Extracted records ▸
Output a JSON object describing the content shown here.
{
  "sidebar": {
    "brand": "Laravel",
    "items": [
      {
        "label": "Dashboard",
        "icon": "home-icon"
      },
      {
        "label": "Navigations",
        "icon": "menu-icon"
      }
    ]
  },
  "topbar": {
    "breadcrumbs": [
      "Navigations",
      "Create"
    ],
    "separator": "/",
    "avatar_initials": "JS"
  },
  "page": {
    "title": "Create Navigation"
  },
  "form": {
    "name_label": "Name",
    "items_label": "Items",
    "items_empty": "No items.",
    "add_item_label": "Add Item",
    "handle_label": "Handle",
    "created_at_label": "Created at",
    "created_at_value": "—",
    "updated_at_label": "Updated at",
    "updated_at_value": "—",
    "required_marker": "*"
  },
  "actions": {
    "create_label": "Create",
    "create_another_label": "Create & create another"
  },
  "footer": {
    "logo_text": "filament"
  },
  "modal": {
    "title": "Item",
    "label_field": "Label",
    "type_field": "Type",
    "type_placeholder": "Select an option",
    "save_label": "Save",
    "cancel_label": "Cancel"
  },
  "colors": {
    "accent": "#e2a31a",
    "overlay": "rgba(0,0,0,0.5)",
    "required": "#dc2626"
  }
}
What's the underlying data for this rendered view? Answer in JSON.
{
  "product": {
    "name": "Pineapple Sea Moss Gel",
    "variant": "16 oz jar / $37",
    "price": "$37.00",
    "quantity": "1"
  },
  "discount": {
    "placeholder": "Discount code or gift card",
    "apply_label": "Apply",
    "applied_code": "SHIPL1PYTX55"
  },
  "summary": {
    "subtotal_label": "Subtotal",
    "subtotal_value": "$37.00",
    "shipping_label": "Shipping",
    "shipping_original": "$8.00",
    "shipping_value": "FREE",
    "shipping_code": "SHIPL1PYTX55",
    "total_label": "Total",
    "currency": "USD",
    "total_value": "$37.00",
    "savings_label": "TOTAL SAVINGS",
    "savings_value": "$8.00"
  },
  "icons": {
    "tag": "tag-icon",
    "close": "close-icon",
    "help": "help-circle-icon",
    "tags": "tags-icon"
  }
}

Task details ▸ Recopy the whole listing exactly.

Result of this exercise ▸
Output a JSON object describing the content shown here.
{
  "sidebar": {
    "brand": "Laravel",
    "items": [
      {
        "label": "Dashboard",
        "icon": "home-icon"
      },
      {
        "label": "Navigations",
        "icon": "menu-icon"
      }
    ]
  },
  "topbar": {
    "breadcrumbs": [
      "Navigations",
      "Create"
    ],
    "separator": "/",
    "avatar_initials": "JS"
  },
  "page": {
    "title": "Create Navigation"
  },
  "form": {
    "name_label": "Name",
    "items_label": "Items",
    "items_empty": "No items.",
    "add_item_label": "Add Item",
    "handle_label": "Handle",
    "created_at_label": "Created at",
    "created_at_value": "—",
    "updated_at_label": "Updated at",
    "updated_at_value": "—",
    "required_marker": "*"
  },
  "actions": {
    "create_label": "Create",
    "create_another_label": "Create & create another"
  },
  "footer": {
    "logo_text": "filament"
  },
  "modal": {
    "title": "Item",
    "label_field": "Label",
    "type_field": "Type",
    "type_placeholder": "Select an option",
    "save_label": "Save",
    "cancel_label": "Cancel"
  },
  "colors": {
    "accent": "#e2a31a",
    "overlay": "rgba(0,0,0,0.5)",
    "required": "#dc2626"
  }
}
What's the underlying data for this rendered view? Answer in JSON.
{
  "product": {
    "name": "Pineapple Sea Moss Gel",
    "variant": "16 oz jar / $37",
    "price": "$37.00",
    "quantity": "1"
  },
  "discount": {
    "placeholder": "Discount code or gift card",
    "apply_label": "Apply",
    "applied_code": "SHIPL1PYTX55"
  },
  "summary": {
    "subtotal_label": "Subtotal",
    "subtotal_value": "$37.00",
    "shipping_label": "Shipping",
    "shipping_original": "$8.00",
    "shipping_value": "FREE",
    "shipping_code": "SHIPL1PYTX55",
    "total_label": "Total",
    "currency": "USD",
    "total_value": "$37.00",
    "savings_label": "TOTAL SAVINGS",
    "savings_value": "$8.00"
  },
  "icons": {
    "tag": "tag-icon",
    "close": "close-icon",
    "help": "help-circle-icon",
    "tags": "tags-icon"
  }
}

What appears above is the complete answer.